**Information provided**.

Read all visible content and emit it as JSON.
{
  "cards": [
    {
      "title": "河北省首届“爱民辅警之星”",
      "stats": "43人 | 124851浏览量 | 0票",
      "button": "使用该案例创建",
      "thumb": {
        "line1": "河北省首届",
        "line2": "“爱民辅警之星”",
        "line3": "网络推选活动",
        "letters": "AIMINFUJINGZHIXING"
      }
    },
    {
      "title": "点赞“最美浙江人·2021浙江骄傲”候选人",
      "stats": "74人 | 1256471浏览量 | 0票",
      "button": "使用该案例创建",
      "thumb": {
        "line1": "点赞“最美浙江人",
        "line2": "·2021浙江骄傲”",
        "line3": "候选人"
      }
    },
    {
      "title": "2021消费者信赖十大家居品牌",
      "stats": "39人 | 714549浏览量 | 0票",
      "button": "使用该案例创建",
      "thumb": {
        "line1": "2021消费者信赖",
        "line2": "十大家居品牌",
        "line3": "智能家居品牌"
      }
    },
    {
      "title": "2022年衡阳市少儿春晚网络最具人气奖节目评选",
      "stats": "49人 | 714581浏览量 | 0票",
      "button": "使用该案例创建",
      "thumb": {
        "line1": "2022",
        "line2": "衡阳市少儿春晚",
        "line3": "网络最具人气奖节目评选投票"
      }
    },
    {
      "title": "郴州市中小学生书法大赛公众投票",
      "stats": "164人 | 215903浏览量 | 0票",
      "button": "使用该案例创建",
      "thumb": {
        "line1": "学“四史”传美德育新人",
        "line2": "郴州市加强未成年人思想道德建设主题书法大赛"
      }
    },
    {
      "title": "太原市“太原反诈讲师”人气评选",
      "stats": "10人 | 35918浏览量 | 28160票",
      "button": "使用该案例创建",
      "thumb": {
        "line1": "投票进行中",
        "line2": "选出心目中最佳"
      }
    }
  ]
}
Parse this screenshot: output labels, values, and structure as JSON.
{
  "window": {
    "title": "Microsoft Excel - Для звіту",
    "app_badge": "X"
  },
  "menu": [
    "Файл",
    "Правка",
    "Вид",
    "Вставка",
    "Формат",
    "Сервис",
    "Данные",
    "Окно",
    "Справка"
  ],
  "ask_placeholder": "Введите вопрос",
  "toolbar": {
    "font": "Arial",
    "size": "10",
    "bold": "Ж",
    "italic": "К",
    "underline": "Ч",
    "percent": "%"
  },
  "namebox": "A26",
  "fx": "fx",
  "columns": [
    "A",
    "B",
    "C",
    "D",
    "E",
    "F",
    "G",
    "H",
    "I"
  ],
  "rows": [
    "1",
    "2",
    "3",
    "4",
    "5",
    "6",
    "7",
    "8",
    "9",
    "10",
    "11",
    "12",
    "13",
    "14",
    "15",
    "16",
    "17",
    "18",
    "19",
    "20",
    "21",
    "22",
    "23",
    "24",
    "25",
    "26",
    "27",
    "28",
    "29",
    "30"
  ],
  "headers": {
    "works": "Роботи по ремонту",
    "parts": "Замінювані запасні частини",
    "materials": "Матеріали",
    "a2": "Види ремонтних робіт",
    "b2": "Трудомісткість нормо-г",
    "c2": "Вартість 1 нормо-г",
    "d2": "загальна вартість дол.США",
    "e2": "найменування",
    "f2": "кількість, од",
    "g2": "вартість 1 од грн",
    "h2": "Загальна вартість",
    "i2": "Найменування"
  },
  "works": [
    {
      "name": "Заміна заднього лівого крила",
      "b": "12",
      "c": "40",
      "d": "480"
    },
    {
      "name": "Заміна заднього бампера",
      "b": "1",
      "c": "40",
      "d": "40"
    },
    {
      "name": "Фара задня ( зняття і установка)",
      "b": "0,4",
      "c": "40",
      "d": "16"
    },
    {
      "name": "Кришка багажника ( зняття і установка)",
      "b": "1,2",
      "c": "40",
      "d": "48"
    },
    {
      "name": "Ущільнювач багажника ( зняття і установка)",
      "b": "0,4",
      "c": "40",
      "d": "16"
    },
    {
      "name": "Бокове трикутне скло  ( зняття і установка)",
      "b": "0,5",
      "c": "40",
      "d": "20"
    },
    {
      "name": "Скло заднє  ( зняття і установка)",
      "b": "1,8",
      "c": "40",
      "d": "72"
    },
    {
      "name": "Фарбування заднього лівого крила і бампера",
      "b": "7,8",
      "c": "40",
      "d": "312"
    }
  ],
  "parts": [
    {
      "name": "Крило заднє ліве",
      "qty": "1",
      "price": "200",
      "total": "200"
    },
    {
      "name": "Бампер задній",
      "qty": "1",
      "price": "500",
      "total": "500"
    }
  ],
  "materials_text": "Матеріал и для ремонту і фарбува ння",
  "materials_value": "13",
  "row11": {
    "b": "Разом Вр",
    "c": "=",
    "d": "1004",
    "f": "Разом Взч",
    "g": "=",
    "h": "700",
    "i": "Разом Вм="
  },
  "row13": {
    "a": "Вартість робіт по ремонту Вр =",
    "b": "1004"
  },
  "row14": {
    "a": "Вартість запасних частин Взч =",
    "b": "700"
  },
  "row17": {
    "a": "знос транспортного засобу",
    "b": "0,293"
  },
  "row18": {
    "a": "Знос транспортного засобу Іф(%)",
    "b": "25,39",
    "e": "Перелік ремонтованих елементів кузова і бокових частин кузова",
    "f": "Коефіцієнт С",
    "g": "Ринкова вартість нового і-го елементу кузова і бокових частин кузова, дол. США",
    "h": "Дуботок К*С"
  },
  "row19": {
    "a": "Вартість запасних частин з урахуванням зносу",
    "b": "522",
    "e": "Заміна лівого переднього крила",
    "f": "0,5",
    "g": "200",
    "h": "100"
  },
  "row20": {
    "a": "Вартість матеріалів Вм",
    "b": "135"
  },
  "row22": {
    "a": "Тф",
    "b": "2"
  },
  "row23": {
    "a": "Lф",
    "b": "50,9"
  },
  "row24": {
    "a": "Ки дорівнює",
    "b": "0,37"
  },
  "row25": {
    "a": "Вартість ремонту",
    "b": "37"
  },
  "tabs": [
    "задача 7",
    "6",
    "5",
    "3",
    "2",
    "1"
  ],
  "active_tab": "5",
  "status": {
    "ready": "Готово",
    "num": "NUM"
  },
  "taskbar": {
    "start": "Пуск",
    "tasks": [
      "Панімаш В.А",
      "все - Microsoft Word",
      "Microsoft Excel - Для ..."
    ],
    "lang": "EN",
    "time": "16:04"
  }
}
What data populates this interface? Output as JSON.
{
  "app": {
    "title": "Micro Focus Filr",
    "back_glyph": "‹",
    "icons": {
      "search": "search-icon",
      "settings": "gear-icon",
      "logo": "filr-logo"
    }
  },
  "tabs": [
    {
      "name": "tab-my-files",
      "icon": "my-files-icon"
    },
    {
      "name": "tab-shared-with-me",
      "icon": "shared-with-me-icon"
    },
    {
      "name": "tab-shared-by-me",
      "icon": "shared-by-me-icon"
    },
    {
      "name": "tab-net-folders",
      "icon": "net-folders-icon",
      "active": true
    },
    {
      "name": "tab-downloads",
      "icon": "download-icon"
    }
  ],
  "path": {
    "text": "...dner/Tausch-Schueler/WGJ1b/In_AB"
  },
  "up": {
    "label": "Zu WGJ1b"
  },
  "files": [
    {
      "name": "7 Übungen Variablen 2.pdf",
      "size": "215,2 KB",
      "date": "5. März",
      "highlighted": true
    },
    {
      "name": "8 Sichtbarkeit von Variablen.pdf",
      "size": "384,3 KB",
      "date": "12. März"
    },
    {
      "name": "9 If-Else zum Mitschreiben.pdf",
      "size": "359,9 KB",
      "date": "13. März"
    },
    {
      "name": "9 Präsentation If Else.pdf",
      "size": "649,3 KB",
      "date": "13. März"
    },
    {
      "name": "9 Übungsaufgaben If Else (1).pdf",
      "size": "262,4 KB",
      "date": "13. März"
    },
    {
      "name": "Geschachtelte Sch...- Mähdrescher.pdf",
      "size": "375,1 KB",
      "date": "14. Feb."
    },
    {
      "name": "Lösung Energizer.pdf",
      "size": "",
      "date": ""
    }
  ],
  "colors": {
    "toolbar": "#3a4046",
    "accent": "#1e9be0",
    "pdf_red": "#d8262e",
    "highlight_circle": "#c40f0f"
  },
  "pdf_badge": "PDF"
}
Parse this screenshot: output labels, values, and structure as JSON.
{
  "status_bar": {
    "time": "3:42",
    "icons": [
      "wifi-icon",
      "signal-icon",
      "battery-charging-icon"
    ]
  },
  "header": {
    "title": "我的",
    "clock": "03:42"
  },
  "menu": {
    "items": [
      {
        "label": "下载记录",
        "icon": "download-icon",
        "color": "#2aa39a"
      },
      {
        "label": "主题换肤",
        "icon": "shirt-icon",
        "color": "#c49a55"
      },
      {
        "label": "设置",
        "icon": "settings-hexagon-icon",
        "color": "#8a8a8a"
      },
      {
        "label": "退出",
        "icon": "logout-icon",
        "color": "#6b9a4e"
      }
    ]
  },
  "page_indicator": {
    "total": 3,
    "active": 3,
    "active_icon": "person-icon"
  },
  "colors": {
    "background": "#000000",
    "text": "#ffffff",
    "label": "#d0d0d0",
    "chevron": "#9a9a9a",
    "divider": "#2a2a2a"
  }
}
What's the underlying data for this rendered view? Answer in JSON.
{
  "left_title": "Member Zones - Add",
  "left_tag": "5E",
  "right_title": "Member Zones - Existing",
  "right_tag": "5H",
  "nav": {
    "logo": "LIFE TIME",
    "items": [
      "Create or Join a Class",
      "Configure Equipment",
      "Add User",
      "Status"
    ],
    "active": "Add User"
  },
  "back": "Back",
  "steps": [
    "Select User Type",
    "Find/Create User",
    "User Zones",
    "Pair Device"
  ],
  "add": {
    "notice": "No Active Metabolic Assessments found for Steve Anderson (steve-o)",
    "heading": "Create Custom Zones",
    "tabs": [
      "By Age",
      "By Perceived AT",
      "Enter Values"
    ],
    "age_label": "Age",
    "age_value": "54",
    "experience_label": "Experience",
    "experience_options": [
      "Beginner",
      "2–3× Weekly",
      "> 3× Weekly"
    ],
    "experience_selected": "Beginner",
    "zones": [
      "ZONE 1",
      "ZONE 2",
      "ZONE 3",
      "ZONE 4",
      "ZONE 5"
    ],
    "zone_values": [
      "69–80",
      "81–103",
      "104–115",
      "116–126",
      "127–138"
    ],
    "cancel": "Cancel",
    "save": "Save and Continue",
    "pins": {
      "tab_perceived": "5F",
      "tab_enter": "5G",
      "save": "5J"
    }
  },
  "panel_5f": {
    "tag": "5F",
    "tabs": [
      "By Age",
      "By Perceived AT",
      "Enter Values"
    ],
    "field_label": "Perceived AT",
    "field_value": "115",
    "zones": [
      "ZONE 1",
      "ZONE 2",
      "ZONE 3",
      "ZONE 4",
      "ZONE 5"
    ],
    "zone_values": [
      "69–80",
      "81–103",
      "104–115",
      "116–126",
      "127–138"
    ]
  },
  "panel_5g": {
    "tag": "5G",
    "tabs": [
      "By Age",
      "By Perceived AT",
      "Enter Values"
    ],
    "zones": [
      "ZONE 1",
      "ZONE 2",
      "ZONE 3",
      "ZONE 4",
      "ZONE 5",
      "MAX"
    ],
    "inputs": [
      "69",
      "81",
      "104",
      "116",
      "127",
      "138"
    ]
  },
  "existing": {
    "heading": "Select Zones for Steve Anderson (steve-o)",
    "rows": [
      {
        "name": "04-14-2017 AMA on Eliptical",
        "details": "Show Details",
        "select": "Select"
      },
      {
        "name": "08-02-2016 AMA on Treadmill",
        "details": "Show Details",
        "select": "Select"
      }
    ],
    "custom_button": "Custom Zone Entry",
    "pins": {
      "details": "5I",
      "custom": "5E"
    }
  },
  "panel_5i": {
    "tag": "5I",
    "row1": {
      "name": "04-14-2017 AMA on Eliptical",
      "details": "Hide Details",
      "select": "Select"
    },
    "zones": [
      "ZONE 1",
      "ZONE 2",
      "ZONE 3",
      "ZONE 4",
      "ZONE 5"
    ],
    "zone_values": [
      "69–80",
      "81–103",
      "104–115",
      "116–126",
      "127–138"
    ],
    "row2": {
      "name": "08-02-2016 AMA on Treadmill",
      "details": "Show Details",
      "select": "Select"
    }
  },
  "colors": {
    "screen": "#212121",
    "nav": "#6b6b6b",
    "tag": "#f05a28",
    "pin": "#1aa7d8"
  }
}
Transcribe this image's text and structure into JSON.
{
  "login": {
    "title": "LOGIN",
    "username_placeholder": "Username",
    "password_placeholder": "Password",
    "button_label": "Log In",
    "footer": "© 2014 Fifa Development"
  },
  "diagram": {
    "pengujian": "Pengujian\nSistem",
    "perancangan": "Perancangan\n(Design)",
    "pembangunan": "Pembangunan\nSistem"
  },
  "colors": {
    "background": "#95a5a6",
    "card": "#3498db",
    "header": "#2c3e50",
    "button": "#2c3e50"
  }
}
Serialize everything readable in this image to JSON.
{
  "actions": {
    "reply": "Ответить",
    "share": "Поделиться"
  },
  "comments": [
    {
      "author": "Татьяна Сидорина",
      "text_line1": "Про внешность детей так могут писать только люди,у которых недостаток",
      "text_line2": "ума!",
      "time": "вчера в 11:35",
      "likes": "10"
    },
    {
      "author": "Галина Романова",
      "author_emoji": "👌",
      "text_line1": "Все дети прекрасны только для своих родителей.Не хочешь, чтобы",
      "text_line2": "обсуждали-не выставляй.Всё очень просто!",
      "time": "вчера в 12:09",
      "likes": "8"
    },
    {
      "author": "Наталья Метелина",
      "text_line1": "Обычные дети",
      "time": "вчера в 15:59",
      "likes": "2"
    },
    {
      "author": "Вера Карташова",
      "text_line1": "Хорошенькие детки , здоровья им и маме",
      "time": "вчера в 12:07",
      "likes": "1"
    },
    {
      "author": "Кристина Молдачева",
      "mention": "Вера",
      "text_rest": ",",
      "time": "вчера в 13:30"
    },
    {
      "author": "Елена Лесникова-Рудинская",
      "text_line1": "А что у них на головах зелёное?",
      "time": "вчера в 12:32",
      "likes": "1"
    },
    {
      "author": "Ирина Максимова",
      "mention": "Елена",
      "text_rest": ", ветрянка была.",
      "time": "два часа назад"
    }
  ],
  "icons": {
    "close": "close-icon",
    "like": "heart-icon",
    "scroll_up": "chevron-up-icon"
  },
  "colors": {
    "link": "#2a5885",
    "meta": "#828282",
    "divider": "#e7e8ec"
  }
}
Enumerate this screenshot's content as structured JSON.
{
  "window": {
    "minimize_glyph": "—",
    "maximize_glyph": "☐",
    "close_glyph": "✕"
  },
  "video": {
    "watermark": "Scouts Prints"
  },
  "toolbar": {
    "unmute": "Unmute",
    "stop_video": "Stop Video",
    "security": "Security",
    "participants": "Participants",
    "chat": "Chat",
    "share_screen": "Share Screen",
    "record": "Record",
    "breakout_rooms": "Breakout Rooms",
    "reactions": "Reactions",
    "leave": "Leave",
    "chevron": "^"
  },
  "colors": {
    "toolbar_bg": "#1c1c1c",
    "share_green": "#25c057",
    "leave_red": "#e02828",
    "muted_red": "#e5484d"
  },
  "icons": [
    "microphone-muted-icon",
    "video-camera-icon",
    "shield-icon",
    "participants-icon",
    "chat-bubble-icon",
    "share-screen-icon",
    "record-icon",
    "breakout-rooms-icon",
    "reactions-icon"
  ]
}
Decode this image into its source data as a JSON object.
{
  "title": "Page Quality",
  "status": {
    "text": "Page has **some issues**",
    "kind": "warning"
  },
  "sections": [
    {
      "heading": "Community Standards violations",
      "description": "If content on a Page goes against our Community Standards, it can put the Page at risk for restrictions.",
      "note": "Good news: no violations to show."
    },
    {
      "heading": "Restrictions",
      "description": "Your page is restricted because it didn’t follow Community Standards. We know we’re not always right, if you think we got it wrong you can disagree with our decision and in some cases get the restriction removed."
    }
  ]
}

**What to do**. Using the records above, select and copy every line that has the word "бокових".

**Completed task**.
    "e": "Перелік ремонтованих елементів кузова і бокових частин кузова",
    "g": "Ринкова вартість нового і-го елементу кузова і бокових частин кузова, дол. США",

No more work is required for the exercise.